_Objective_.
Give the lines again exactly, from the one holding "Extract all readable text from this page." to the last line of the listing below, both ends included and nothing added.

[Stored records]

== == ==

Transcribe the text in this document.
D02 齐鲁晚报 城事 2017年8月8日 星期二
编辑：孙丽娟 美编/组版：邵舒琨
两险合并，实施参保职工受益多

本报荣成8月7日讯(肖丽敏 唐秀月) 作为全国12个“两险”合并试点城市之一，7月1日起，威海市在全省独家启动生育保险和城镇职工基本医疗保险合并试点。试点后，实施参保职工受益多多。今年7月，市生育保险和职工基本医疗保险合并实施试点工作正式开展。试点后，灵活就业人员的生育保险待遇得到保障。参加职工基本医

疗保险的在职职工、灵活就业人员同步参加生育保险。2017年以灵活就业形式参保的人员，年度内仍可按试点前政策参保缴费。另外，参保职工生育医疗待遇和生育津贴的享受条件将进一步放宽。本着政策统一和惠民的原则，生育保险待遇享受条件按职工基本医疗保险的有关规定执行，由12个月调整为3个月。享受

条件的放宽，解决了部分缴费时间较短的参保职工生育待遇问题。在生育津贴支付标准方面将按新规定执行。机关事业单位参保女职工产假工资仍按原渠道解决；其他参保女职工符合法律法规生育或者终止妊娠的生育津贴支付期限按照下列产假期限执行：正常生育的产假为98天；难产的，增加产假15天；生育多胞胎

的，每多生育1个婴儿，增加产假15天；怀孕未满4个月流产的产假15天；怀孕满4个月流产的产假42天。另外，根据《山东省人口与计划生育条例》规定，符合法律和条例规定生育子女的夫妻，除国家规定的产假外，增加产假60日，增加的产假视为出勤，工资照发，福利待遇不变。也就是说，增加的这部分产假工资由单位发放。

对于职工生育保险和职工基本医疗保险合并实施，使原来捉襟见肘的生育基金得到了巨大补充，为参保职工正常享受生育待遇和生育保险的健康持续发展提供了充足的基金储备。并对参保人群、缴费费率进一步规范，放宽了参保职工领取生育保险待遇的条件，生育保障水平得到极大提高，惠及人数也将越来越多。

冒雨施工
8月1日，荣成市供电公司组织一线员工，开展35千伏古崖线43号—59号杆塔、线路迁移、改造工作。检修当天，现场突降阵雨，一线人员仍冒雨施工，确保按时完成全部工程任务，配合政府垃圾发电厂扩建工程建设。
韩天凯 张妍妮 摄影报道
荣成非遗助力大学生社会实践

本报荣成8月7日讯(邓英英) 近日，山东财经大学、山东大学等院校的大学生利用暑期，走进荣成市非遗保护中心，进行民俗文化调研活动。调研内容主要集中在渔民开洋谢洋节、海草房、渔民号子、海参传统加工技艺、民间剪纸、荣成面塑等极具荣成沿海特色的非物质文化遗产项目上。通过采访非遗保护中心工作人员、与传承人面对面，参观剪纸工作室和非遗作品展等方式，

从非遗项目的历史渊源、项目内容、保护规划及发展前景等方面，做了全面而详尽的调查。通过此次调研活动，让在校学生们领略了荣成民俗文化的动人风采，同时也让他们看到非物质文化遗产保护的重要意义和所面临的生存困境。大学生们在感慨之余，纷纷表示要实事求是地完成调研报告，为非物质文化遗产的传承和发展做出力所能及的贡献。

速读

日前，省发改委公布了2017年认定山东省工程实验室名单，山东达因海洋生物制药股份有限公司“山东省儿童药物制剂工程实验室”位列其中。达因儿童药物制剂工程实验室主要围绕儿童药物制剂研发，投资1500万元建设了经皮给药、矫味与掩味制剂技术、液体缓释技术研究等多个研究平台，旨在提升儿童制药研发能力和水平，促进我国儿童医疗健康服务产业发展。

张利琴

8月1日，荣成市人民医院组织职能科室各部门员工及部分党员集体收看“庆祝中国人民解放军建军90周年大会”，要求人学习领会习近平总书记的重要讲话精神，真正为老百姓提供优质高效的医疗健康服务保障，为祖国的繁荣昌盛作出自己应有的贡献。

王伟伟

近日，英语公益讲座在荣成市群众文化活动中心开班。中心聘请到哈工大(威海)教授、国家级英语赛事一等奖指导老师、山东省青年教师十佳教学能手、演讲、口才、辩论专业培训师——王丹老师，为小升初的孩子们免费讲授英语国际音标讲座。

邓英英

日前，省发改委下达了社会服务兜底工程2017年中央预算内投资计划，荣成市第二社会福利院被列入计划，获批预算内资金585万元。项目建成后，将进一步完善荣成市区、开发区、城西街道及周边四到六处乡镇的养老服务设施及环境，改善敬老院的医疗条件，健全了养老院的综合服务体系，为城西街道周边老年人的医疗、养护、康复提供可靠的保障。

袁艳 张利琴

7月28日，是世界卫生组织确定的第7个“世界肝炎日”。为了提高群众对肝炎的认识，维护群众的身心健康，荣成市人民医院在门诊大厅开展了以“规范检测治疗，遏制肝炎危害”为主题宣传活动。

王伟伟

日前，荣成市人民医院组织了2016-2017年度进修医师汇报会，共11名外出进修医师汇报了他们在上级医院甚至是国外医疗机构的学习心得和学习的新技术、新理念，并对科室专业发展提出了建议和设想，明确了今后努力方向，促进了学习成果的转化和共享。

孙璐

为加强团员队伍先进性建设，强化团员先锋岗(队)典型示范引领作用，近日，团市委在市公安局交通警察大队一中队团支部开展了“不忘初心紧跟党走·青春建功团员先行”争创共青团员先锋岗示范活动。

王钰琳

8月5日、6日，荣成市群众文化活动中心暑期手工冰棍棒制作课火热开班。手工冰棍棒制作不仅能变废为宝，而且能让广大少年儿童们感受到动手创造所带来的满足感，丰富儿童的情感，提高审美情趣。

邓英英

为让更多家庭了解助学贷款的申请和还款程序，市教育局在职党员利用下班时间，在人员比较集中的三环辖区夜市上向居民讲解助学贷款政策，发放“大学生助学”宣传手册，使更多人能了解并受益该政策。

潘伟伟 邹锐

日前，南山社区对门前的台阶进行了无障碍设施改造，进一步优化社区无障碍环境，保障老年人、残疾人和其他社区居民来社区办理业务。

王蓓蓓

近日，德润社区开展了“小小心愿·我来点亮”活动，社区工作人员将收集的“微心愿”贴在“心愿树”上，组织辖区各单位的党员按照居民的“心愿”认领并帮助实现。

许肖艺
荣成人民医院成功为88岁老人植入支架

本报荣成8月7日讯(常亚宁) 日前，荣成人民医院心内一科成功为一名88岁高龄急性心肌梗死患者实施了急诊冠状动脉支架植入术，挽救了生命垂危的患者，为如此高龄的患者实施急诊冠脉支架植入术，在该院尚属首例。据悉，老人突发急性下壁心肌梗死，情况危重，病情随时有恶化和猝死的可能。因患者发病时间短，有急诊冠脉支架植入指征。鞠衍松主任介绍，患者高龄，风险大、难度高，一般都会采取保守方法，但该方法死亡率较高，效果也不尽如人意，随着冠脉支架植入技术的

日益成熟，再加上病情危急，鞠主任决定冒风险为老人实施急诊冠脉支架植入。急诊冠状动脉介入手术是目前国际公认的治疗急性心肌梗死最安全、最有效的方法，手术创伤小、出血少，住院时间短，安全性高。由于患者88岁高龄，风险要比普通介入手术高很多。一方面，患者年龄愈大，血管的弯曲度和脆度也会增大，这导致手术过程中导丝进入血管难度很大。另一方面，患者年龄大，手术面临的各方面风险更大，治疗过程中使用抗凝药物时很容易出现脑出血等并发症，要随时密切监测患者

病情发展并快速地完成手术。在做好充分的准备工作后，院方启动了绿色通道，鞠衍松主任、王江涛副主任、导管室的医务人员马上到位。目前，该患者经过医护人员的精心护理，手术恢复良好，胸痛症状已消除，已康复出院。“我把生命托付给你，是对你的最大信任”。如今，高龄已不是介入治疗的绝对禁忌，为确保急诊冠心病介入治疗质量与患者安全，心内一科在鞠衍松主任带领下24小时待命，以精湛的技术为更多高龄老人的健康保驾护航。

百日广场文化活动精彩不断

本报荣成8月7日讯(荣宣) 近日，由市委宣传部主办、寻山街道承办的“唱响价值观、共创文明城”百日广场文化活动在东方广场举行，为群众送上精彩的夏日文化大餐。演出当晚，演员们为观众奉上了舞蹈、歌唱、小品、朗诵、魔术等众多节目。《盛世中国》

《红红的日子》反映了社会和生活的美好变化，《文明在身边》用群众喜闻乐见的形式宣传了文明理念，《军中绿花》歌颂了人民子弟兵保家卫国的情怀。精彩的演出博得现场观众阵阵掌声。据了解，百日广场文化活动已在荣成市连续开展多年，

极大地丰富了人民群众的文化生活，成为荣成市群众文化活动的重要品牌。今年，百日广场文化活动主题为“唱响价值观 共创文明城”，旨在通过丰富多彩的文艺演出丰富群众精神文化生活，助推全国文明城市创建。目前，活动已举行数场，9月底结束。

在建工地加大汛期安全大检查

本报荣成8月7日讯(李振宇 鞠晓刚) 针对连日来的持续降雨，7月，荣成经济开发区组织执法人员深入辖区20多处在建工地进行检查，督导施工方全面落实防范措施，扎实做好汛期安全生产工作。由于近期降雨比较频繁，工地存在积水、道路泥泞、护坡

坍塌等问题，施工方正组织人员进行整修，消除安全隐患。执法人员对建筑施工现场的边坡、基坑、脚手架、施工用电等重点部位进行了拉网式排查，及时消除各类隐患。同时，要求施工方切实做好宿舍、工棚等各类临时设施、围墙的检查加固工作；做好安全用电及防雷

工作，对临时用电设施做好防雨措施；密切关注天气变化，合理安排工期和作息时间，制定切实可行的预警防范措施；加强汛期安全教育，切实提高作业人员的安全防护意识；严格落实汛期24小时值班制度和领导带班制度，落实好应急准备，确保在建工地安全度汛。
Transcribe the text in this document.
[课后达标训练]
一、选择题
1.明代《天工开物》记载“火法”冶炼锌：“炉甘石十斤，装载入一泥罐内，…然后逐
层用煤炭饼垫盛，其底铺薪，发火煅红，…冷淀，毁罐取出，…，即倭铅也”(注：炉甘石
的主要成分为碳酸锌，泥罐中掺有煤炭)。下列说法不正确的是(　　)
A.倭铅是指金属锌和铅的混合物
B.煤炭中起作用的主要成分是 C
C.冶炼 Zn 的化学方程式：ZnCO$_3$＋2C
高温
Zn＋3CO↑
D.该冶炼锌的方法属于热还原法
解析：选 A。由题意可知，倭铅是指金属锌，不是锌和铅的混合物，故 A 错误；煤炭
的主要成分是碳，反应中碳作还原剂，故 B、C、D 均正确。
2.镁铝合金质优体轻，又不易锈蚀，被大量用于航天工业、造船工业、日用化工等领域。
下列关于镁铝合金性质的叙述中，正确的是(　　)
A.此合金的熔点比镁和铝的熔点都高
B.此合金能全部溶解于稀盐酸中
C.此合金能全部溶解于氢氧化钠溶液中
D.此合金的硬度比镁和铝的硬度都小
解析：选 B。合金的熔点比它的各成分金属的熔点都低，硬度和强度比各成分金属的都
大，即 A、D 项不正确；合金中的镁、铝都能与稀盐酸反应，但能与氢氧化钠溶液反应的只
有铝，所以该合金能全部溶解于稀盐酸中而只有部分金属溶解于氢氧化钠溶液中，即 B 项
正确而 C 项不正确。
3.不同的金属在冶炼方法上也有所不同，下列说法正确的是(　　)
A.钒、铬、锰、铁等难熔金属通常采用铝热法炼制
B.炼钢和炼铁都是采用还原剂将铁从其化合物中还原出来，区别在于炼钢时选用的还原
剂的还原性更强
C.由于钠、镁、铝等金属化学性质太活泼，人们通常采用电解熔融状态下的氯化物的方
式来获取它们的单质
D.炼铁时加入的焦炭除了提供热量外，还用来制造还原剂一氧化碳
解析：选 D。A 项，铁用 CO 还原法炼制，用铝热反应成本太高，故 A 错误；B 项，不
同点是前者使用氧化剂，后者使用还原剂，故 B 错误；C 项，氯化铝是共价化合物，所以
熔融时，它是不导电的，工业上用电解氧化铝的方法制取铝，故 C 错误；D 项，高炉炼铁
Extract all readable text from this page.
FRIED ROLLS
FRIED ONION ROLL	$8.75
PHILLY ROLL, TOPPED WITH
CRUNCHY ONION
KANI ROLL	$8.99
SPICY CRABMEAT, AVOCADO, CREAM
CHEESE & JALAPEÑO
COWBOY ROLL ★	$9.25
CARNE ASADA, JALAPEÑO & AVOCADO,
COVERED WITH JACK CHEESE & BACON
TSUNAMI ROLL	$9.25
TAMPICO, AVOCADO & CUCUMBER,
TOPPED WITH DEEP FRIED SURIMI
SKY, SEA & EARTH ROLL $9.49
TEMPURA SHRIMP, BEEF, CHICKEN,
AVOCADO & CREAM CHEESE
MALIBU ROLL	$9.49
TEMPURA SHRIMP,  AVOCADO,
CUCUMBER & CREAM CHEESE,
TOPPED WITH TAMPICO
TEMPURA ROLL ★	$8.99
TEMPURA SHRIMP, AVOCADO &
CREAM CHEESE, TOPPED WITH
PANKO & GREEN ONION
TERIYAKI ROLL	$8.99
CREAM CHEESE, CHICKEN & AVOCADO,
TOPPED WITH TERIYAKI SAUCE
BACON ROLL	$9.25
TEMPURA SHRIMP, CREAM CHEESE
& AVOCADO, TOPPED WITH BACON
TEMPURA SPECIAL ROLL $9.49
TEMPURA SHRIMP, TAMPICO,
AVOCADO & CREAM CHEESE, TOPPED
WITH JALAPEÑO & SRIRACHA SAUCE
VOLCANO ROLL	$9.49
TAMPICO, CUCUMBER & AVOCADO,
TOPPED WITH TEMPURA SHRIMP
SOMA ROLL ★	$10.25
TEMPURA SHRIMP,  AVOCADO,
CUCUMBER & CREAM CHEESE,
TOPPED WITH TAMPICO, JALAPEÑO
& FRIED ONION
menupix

== == ==

_Problem solution_.
Extract all readable text from this page.
FRIED ROLLS
FRIED ONION ROLL	$8.75
PHILLY ROLL, TOPPED WITH
CRUNCHY ONION
KANI ROLL	$8.99
SPICY CRABMEAT, AVOCADO, CREAM
CHEESE & JALAPEÑO
COWBOY ROLL ★	$9.25
CARNE ASADA, JALAPEÑO & AVOCADO,
COVERED WITH JACK CHEESE & BACON
TSUNAMI ROLL	$9.25
TAMPICO, AVOCADO & CUCUMBER,
TOPPED WITH DEEP FRIED SURIMI
SKY, SEA & EARTH ROLL $9.49
TEMPURA SHRIMP, BEEF, CHICKEN,
AVOCADO & CREAM CHEESE
MALIBU ROLL	$9.49
TEMPURA SHRIMP,  AVOCADO,
CUCUMBER & CREAM CHEESE,
TOPPED WITH TAMPICO
TEMPURA ROLL ★	$8.99
TEMPURA SHRIMP, AVOCADO &
CREAM CHEESE, TOPPED WITH
PANKO & GREEN ONION
TERIYAKI ROLL	$8.99
CREAM CHEESE, CHICKEN & AVOCADO,
TOPPED WITH TERIYAKI SAUCE
BACON ROLL	$9.25
TEMPURA SHRIMP, CREAM CHEESE
& AVOCADO, TOPPED WITH BACON
TEMPURA SPECIAL ROLL $9.49
TEMPURA SHRIMP, TAMPICO,
AVOCADO & CREAM CHEESE, TOPPED
WITH JALAPEÑO & SRIRACHA SAUCE
VOLCANO ROLL	$9.49
TAMPICO, CUCUMBER & AVOCADO,
TOPPED WITH TEMPURA SHRIMP
SOMA ROLL ★	$10.25
TEMPURA SHRIMP,  AVOCADO,
CUCUMBER & CREAM CHEESE,
TOPPED WITH TAMPICO, JALAPEÑO
& FRIED ONION
menupix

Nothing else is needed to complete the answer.